## Written problem
Repeat each entry in full, exactly.

## Input data

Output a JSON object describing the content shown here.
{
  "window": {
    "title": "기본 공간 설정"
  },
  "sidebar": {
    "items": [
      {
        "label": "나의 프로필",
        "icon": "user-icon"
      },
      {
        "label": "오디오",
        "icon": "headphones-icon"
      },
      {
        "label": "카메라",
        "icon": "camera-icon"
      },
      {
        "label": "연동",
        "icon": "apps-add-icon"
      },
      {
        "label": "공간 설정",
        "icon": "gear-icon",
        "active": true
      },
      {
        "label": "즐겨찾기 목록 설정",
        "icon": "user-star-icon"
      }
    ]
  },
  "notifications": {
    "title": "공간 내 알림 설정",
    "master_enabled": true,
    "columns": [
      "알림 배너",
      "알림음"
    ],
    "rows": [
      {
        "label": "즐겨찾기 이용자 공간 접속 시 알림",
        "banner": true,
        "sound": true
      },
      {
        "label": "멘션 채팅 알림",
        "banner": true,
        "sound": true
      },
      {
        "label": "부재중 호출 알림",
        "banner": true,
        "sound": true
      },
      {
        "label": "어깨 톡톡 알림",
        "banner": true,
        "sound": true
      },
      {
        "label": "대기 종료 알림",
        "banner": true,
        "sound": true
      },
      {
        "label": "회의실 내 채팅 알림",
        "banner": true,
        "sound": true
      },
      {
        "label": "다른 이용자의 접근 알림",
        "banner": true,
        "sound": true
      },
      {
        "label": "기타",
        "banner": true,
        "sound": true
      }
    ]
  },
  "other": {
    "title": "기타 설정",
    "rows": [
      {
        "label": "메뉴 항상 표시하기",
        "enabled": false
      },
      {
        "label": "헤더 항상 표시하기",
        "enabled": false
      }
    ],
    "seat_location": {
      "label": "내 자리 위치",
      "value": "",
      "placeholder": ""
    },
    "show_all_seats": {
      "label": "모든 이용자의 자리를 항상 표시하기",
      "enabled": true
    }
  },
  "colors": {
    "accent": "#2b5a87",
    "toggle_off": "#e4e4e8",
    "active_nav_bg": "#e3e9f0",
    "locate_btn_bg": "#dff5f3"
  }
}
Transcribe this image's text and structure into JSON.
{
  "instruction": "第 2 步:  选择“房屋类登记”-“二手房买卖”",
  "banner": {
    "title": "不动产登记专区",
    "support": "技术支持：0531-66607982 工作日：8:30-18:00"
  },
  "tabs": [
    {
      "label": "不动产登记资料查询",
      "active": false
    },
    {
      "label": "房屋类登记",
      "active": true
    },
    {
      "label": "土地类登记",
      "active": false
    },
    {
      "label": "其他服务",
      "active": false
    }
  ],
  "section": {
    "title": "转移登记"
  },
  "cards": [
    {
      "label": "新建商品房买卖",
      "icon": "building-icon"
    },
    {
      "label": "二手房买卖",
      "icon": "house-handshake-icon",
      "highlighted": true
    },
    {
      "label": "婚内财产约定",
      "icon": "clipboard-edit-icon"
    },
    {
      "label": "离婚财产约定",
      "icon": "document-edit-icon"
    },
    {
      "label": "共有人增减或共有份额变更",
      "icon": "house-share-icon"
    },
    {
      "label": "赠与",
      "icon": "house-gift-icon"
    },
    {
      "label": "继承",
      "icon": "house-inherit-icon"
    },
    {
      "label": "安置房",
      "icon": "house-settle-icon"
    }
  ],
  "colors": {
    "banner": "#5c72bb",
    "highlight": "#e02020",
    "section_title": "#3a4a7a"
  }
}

## Written response
Output a JSON object describing the content shown here.
{
  "window": {
    "title": "기본 공간 설정"
  },
  "sidebar": {
    "items": [
      {
        "label": "나의 프로필",
        "icon": "user-icon"
      },
      {
        "label": "오디오",
        "icon": "headphones-icon"
      },
      {
        "label": "카메라",
        "icon": "camera-icon"
      },
      {
        "label": "연동",
        "icon": "apps-add-icon"
      },
      {
        "label": "공간 설정",
        "icon": "gear-icon",
        "active": true
      },
      {
        "label": "즐겨찾기 목록 설정",
        "icon": "user-star-icon"
      }
    ]
  },
  "notifications": {
    "title": "공간 내 알림 설정",
    "master_enabled": true,
    "columns": [
      "알림 배너",
      "알림음"
    ],
    "rows": [
      {
        "label": "즐겨찾기 이용자 공간 접속 시 알림",
        "banner": true,
        "sound": true
      },
      {
        "label": "멘션 채팅 알림",
        "banner": true,
        "sound": true
      },
      {
        "label": "부재중 호출 알림",
        "banner": true,
        "sound": true
      },
      {
        "label": "어깨 톡톡 알림",
        "banner": true,
        "sound": true
      },
      {
        "label": "대기 종료 알림",
        "banner": true,
        "sound": true
      },
      {
        "label": "회의실 내 채팅 알림",
        "banner": true,
        "sound": true
      },
      {
        "label": "다른 이용자의 접근 알림",
        "banner": true,
        "sound": true
      },
      {
        "label": "기타",
        "banner": true,
        "sound": true
      }
    ]
  },
  "other": {
    "title": "기타 설정",
    "rows": [
      {
        "label": "메뉴 항상 표시하기",
        "enabled": false
      },
      {
        "label": "헤더 항상 표시하기",
        "enabled": false
      }
    ],
    "seat_location": {
      "label": "내 자리 위치",
      "value": "",
      "placeholder": ""
    },
    "show_all_seats": {
      "label": "모든 이용자의 자리를 항상 표시하기",
      "enabled": true
    }
  },
  "colors": {
    "accent": "#2b5a87",
    "toggle_off": "#e4e4e8",
    "active_nav_bg": "#e3e9f0",
    "locate_btn_bg": "#dff5f3"
  }
}
Transcribe this image's text and structure into JSON.
{
  "instruction": "第 2 步:  选择“房屋类登记”-“二手房买卖”",
  "banner": {
    "title": "不动产登记专区",
    "support": "技术支持：0531-66607982 工作日：8:30-18:00"
  },
  "tabs": [
    {
      "label": "不动产登记资料查询",
      "active": false
    },
    {
      "label": "房屋类登记",
      "active": true
    },
    {
      "label": "土地类登记",
      "active": false
    },
    {
      "label": "其他服务",
      "active": false
    }
  ],
  "section": {
    "title": "转移登记"
  },
  "cards": [
    {
      "label": "新建商品房买卖",
      "icon": "building-icon"
    },
    {
      "label": "二手房买卖",
      "icon": "house-handshake-icon",
      "highlighted": true
    },
    {
      "label": "婚内财产约定",
      "icon": "clipboard-edit-icon"
    },
    {
      "label": "离婚财产约定",
      "icon": "document-edit-icon"
    },
    {
      "label": "共有人增减或共有份额变更",
      "icon": "house-share-icon"
    },
    {
      "label": "赠与",
      "icon": "house-gift-icon"
    },
    {
      "label": "继承",
      "icon": "house-inherit-icon"
    },
    {
      "label": "安置房",
      "icon": "house-settle-icon"
    }
  ],
  "colors": {
    "banner": "#5c72bb",
    "highlight": "#e02020",
    "section_title": "#3a4a7a"
  }
}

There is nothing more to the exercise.